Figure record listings
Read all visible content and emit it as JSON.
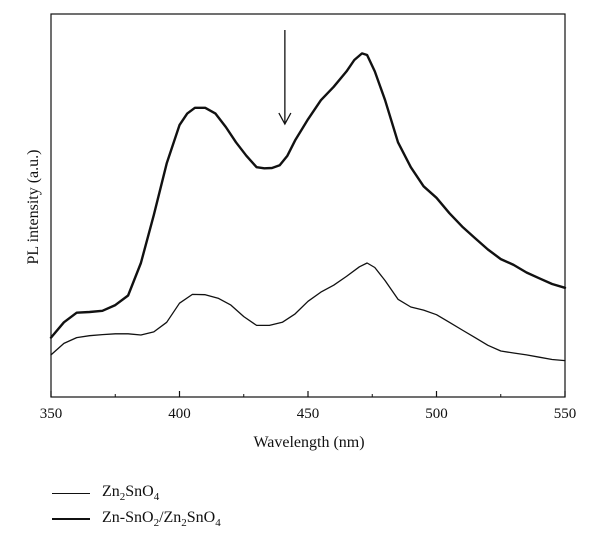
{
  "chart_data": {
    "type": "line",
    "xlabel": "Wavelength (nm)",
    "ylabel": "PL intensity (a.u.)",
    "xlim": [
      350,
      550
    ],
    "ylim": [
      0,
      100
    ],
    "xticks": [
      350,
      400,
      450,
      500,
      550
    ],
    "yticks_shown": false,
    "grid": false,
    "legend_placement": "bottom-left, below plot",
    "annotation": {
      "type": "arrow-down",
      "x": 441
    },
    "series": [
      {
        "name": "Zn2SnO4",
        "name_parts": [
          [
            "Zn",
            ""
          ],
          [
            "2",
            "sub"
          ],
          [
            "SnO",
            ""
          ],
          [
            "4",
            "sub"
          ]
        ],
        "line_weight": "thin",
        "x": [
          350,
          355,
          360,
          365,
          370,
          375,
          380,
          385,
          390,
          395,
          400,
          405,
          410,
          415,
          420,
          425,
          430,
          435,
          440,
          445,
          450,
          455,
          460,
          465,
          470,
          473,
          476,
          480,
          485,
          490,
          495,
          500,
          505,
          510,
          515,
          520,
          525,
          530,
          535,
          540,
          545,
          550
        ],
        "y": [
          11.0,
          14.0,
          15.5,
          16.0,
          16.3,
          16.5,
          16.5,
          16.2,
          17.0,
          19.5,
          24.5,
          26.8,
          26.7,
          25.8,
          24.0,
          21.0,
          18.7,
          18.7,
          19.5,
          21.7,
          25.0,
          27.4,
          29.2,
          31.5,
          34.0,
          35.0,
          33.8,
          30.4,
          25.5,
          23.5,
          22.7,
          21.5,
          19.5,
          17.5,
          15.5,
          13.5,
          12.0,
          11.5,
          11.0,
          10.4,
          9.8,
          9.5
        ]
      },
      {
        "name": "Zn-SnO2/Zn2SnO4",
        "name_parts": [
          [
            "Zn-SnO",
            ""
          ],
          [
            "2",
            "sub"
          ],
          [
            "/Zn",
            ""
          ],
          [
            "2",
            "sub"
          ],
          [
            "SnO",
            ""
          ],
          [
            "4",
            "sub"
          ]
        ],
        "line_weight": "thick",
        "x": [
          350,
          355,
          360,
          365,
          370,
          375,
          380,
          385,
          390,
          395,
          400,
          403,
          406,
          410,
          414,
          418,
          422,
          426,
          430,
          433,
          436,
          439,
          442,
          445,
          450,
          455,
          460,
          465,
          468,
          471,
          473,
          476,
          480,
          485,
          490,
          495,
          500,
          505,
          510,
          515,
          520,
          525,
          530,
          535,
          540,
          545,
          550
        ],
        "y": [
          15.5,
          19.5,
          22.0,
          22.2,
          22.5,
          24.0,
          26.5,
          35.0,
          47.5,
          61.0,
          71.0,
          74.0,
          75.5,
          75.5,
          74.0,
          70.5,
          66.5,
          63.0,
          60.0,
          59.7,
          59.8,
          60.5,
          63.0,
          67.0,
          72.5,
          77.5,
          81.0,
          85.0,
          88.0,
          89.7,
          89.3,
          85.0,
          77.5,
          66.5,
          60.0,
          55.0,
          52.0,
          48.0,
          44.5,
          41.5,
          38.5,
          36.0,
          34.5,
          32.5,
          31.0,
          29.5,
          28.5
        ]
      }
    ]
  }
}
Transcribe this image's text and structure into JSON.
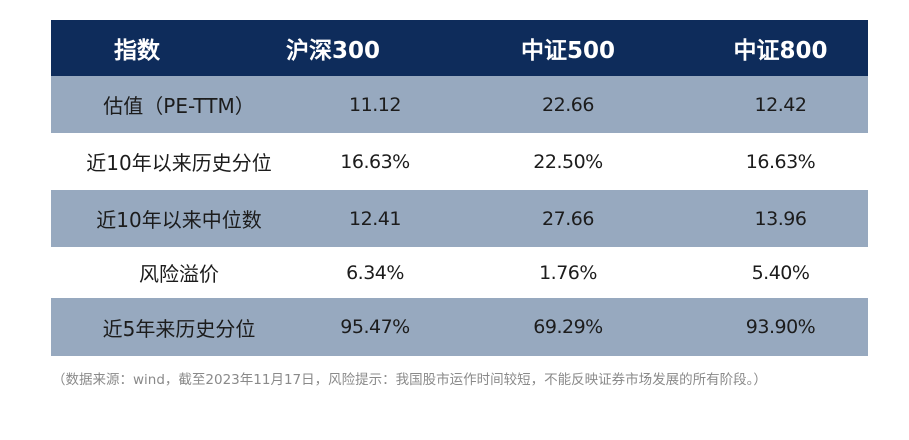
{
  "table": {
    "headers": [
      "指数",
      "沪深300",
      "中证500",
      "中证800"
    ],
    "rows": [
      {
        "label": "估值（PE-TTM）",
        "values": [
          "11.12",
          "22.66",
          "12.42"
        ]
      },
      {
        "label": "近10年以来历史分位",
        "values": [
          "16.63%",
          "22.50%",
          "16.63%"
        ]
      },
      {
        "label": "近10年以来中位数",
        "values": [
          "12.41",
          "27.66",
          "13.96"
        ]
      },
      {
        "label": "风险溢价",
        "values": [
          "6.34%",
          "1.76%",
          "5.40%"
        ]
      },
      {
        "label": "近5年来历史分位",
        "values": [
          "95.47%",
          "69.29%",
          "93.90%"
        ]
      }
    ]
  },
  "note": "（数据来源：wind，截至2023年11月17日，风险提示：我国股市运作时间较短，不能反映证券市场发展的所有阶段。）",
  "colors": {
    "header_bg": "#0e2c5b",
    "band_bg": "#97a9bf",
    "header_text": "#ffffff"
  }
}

> **Set problem**: With the pictures left out, write out exactly the lines from the line containing "Transcribe this image's" through the final line.

> **Exercise answer**:
Transcribe this image's text and structure into JSON.
{
  "table": {
    "headers": [
      "指数",
      "沪深300",
      "中证500",
      "中证800"
    ],
    "rows": [
      {
        "label": "估值（PE-TTM）",
        "values": [
          "11.12",
          "22.66",
          "12.42"
        ]
      },
      {
        "label": "近10年以来历史分位",
        "values": [
          "16.63%",
          "22.50%",
          "16.63%"
        ]
      },
      {
        "label": "近10年以来中位数",
        "values": [
          "12.41",
          "27.66",
          "13.96"
        ]
      },
      {
        "label": "风险溢价",
        "values": [
          "6.34%",
          "1.76%",
          "5.40%"
        ]
      },
      {
        "label": "近5年来历史分位",
        "values": [
          "95.47%",
          "69.29%",
          "93.90%"
        ]
      }
    ]
  },
  "note": "（数据来源：wind，截至2023年11月17日，风险提示：我国股市运作时间较短，不能反映证券市场发展的所有阶段。）",
  "colors": {
    "header_bg": "#0e2c5b",
    "band_bg": "#97a9bf",
    "header_text": "#ffffff"
  }
}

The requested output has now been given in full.